## What you need to do
Set down all of the data that follows word for word, without the images.

Extracted data entries:
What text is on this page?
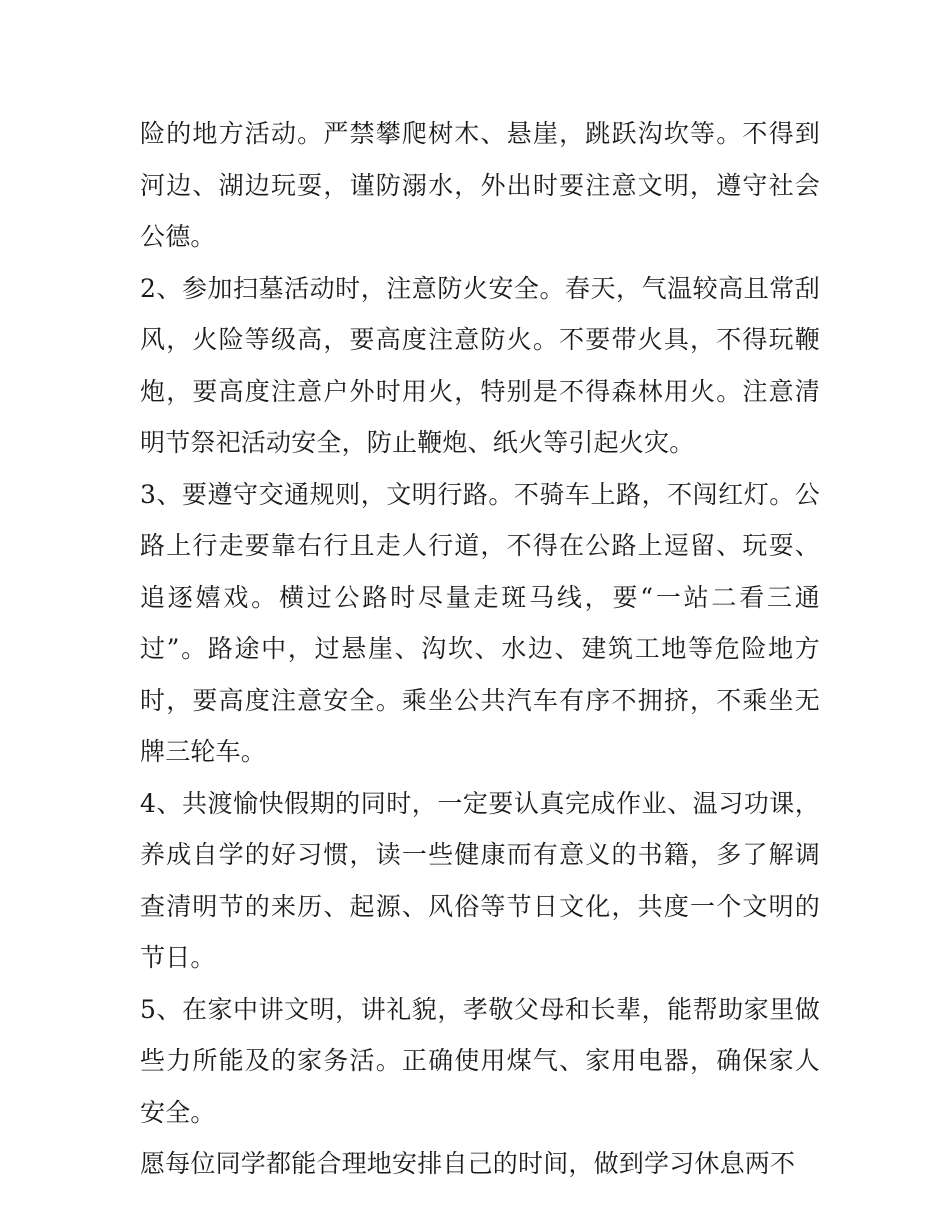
险的地方活动。严禁攀爬树木、悬崖，跳跃沟坎等。不得到河边、湖边玩耍，谨防溺水，外出时要注意文明，遵守社会公德。

2、参加扫墓活动时，注意防火安全。春天，气温较高且常刮风，火险等级高，要高度注意防火。不要带火具，不得玩鞭炮，要高度注意户外时用火，特别是不得森林用火。注意清明节祭祀活动安全，防止鞭炮、纸火等引起火灾。

3、要遵守交通规则，文明行路。不骑车上路，不闯红灯。公路上行走要靠右行且走人行道，不得在公路上逗留、玩耍、追逐嬉戏。横过公路时尽量走斑马线，要“一站二看三通过”。路途中，过悬崖、沟坎、水边、建筑工地等危险地方时，要高度注意安全。乘坐公共汽车有序不拥挤，不乘坐无牌三轮车。

4、共渡愉快假期的同时，一定要认真完成作业、温习功课，养成自学的好习惯，读一些健康而有意义的书籍，多了解调查清明节的来历、起源、风俗等节日文化，共度一个文明的节日。

5、在家中讲文明，讲礼貌，孝敬父母和长辈，能帮助家里做些力所能及的家务活。正确使用煤气、家用电器，确保家人安全。

愿每位同学都能合理地安排自己的时间，做到学习休息两不
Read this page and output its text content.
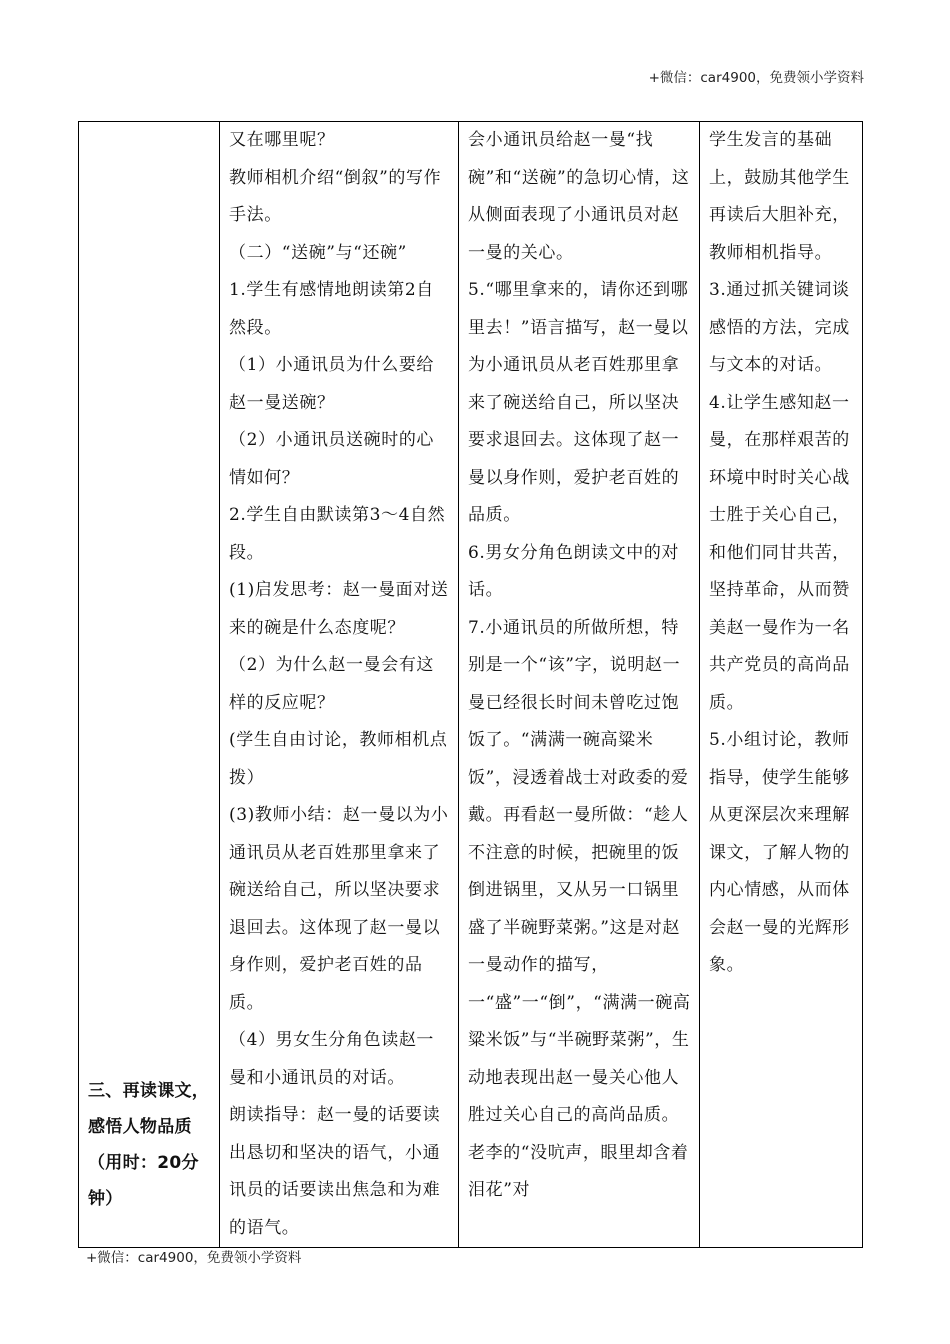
+微信：car4900，免费领小学资料
三、再读课文，
感悟人物品质
（用时：20分
钟）

又在哪里呢？
教师相机介绍“倒叙”的写作手法。
（二）“送碗”与“还碗”
1.学生有感情地朗读第2自然段。
（1）小通讯员为什么要给赵一曼送碗？
（2）小通讯员送碗时的心情如何？
2.学生自由默读第3～4自然段。
(1)启发思考：赵一曼面对送来的碗是什么态度呢？
（2）为什么赵一曼会有这样的反应呢？
(学生自由讨论，教师相机点拨）
(3)教师小结：赵一曼以为小通讯员从老百姓那里拿来了碗送给自己，所以坚决要求退回去。这体现了赵一曼以身作则，爱护老百姓的品质。
（4）男女生分角色读赵一曼和小通讯员的对话。
朗读指导：赵一曼的话要读出恳切和坚决的语气，小通讯员的话要读出焦急和为难的语气。

会小通讯员给赵一曼“找碗”和“送碗”的急切心情，这从侧面表现了小通讯员对赵一曼的关心。
5.“哪里拿来的，请你还到哪里去！”语言描写，赵一曼以为小通讯员从老百姓那里拿来了碗送给自己，所以坚决要求退回去。这体现了赵一曼以身作则，爱护老百姓的品质。
6.男女分角色朗读文中的对话。
7.小通讯员的所做所想，特别是一个“该”字，说明赵一曼已经很长时间未曾吃过饱饭了。“满满一碗高粱米饭”，浸透着战士对政委的爱戴。再看赵一曼所做：“趁人不注意的时候，把碗里的饭倒进锅里，又从另一口锅里盛了半碗野菜粥。”这是对赵一曼动作的描写，一“盛”一“倒”，“满满一碗高粱米饭”与“半碗野菜粥”，生动地表现出赵一曼关心他人胜过关心自己的高尚品质。老李的“没吭声，眼里却含着泪花”对

学生发言的基础上，鼓励其他学生再读后大胆补充，教师相机指导。
3.通过抓关键词谈感悟的方法，完成与文本的对话。
4.让学生感知赵一曼，在那样艰苦的环境中时时关心战士胜于关心自己，和他们同甘共苦，坚持革命，从而赞美赵一曼作为一名共产党员的高尚品质。
5.小组讨论，教师指导，使学生能够从更深层次来理解课文，了解人物的内心情感，从而体会赵一曼的光辉形象。
+微信：car4900，免费领小学资料
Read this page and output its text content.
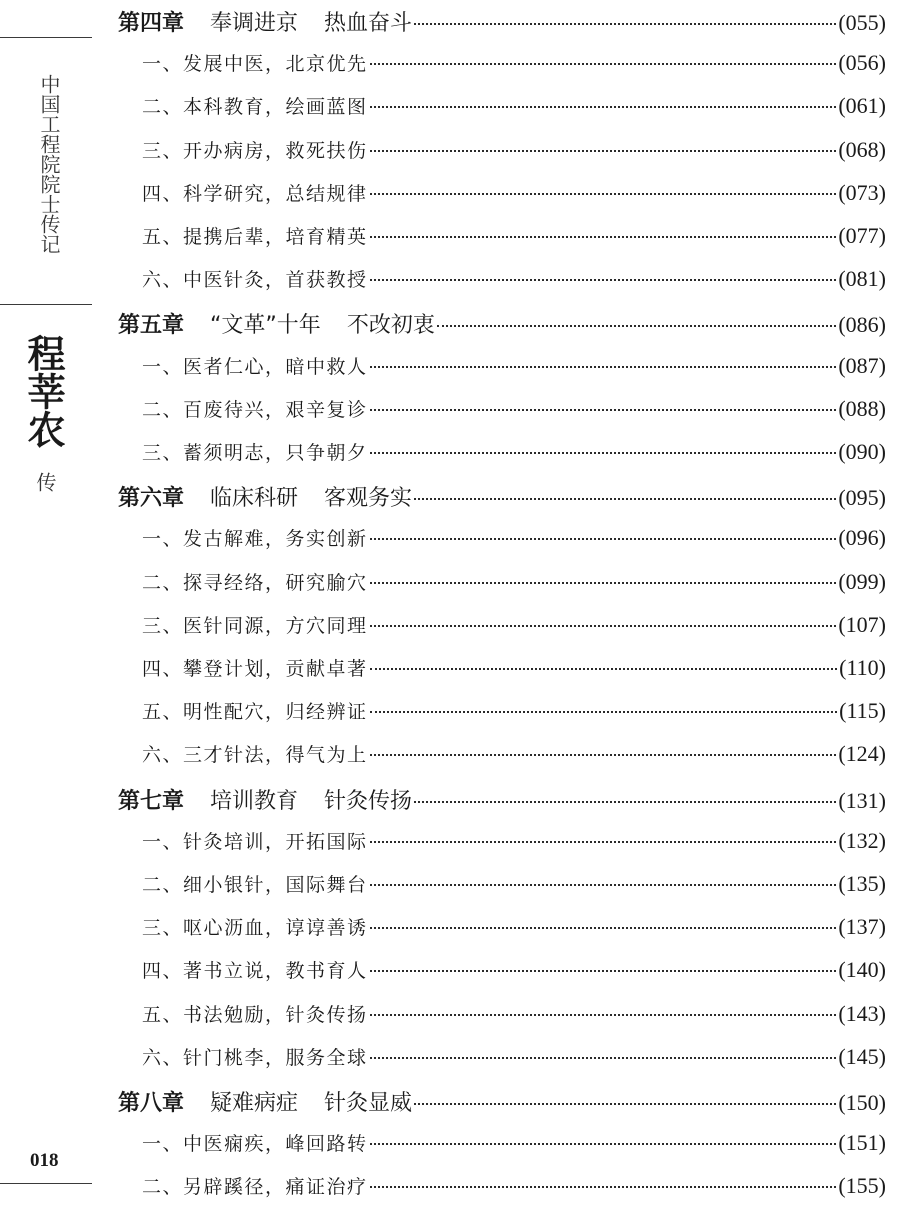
中国工程院院士传记
程莘农
传
018
第四章 奉调进京 热血奋斗	(055)
一、发展中医，北京优先	(056)
二、本科教育，绘画蓝图	(061)
三、开办病房，救死扶伤	(068)
四、科学研究，总结规律	(073)
五、提携后辈，培育精英	(077)
六、中医针灸，首获教授	(081)
第五章 “文革”十年 不改初衷	(086)
一、医者仁心，暗中救人	(087)
二、百废待兴，艰辛复诊	(088)
三、蓄须明志，只争朝夕	(090)
第六章 临床科研 客观务实	(095)
一、发古解难，务实创新	(096)
二、探寻经络，研究腧穴	(099)
三、医针同源，方穴同理	(107)
四、攀登计划，贡献卓著	(110)
五、明性配穴，归经辨证	(115)
六、三才针法，得气为上	(124)
第七章 培训教育 针灸传扬	(131)
一、针灸培训，开拓国际	(132)
二、细小银针，国际舞台	(135)
三、呕心沥血，谆谆善诱	(137)
四、著书立说，教书育人	(140)
五、书法勉励，针灸传扬	(143)
六、针门桃李，服务全球	(145)
第八章 疑难病症 针灸显威	(150)
一、中医痫疾，峰回路转	(151)
二、另辟蹊径，痛证治疗	(155)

## Output
What text is on this page?
险的地方活动。严禁攀爬树木、悬崖，跳跃沟坎等。不得到河边、湖边玩耍，谨防溺水，外出时要注意文明，遵守社会公德。

2、参加扫墓活动时，注意防火安全。春天，气温较高且常刮风，火险等级高，要高度注意防火。不要带火具，不得玩鞭炮，要高度注意户外时用火，特别是不得森林用火。注意清明节祭祀活动安全，防止鞭炮、纸火等引起火灾。

3、要遵守交通规则，文明行路。不骑车上路，不闯红灯。公路上行走要靠右行且走人行道，不得在公路上逗留、玩耍、追逐嬉戏。横过公路时尽量走斑马线，要“一站二看三通过”。路途中，过悬崖、沟坎、水边、建筑工地等危险地方时，要高度注意安全。乘坐公共汽车有序不拥挤，不乘坐无牌三轮车。

4、共渡愉快假期的同时，一定要认真完成作业、温习功课，养成自学的好习惯，读一些健康而有意义的书籍，多了解调查清明节的来历、起源、风俗等节日文化，共度一个文明的节日。

5、在家中讲文明，讲礼貌，孝敬父母和长辈，能帮助家里做些力所能及的家务活。正确使用煤气、家用电器，确保家人安全。

愿每位同学都能合理地安排自己的时间，做到学习休息两不
Read this page and output its text content.
+微信：car4900，免费领小学资料
三、再读课文，
感悟人物品质
（用时：20分
钟）

又在哪里呢？
教师相机介绍“倒叙”的写作手法。
（二）“送碗”与“还碗”
1.学生有感情地朗读第2自然段。
（1）小通讯员为什么要给赵一曼送碗？
（2）小通讯员送碗时的心情如何？
2.学生自由默读第3～4自然段。
(1)启发思考：赵一曼面对送来的碗是什么态度呢？
（2）为什么赵一曼会有这样的反应呢？
(学生自由讨论，教师相机点拨）
(3)教师小结：赵一曼以为小通讯员从老百姓那里拿来了碗送给自己，所以坚决要求退回去。这体现了赵一曼以身作则，爱护老百姓的品质。
（4）男女生分角色读赵一曼和小通讯员的对话。
朗读指导：赵一曼的话要读出恳切和坚决的语气，小通讯员的话要读出焦急和为难的语气。

会小通讯员给赵一曼“找碗”和“送碗”的急切心情，这从侧面表现了小通讯员对赵一曼的关心。
5.“哪里拿来的，请你还到哪里去！”语言描写，赵一曼以为小通讯员从老百姓那里拿来了碗送给自己，所以坚决要求退回去。这体现了赵一曼以身作则，爱护老百姓的品质。
6.男女分角色朗读文中的对话。
7.小通讯员的所做所想，特别是一个“该”字，说明赵一曼已经很长时间未曾吃过饱饭了。“满满一碗高粱米饭”，浸透着战士对政委的爱戴。再看赵一曼所做：“趁人不注意的时候，把碗里的饭倒进锅里，又从另一口锅里盛了半碗野菜粥。”这是对赵一曼动作的描写，一“盛”一“倒”，“满满一碗高粱米饭”与“半碗野菜粥”，生动地表现出赵一曼关心他人胜过关心自己的高尚品质。老李的“没吭声，眼里却含着泪花”对

学生发言的基础上，鼓励其他学生再读后大胆补充，教师相机指导。
3.通过抓关键词谈感悟的方法，完成与文本的对话。
4.让学生感知赵一曼，在那样艰苦的环境中时时关心战士胜于关心自己，和他们同甘共苦，坚持革命，从而赞美赵一曼作为一名共产党员的高尚品质。
5.小组讨论，教师指导，使学生能够从更深层次来理解课文，了解人物的内心情感，从而体会赵一曼的光辉形象。
+微信：car4900，免费领小学资料
Read this page and output its text content.
中国工程院院士传记
程莘农
传
018
第四章 奉调进京 热血奋斗	(055)
一、发展中医，北京优先	(056)
二、本科教育，绘画蓝图	(061)
三、开办病房，救死扶伤	(068)
四、科学研究，总结规律	(073)
五、提携后辈，培育精英	(077)
六、中医针灸，首获教授	(081)
第五章 “文革”十年 不改初衷	(086)
一、医者仁心，暗中救人	(087)
二、百废待兴，艰辛复诊	(088)
三、蓄须明志，只争朝夕	(090)
第六章 临床科研 客观务实	(095)
一、发古解难，务实创新	(096)
二、探寻经络，研究腧穴	(099)
三、医针同源，方穴同理	(107)
四、攀登计划，贡献卓著	(110)
五、明性配穴，归经辨证	(115)
六、三才针法，得气为上	(124)
第七章 培训教育 针灸传扬	(131)
一、针灸培训，开拓国际	(132)
二、细小银针，国际舞台	(135)
三、呕心沥血，谆谆善诱	(137)
四、著书立说，教书育人	(140)
五、书法勉励，针灸传扬	(143)
六、针门桃李，服务全球	(145)
第八章 疑难病症 针灸显威	(150)
一、中医痫疾，峰回路转	(151)
二、另辟蹊径，痛证治疗	(155)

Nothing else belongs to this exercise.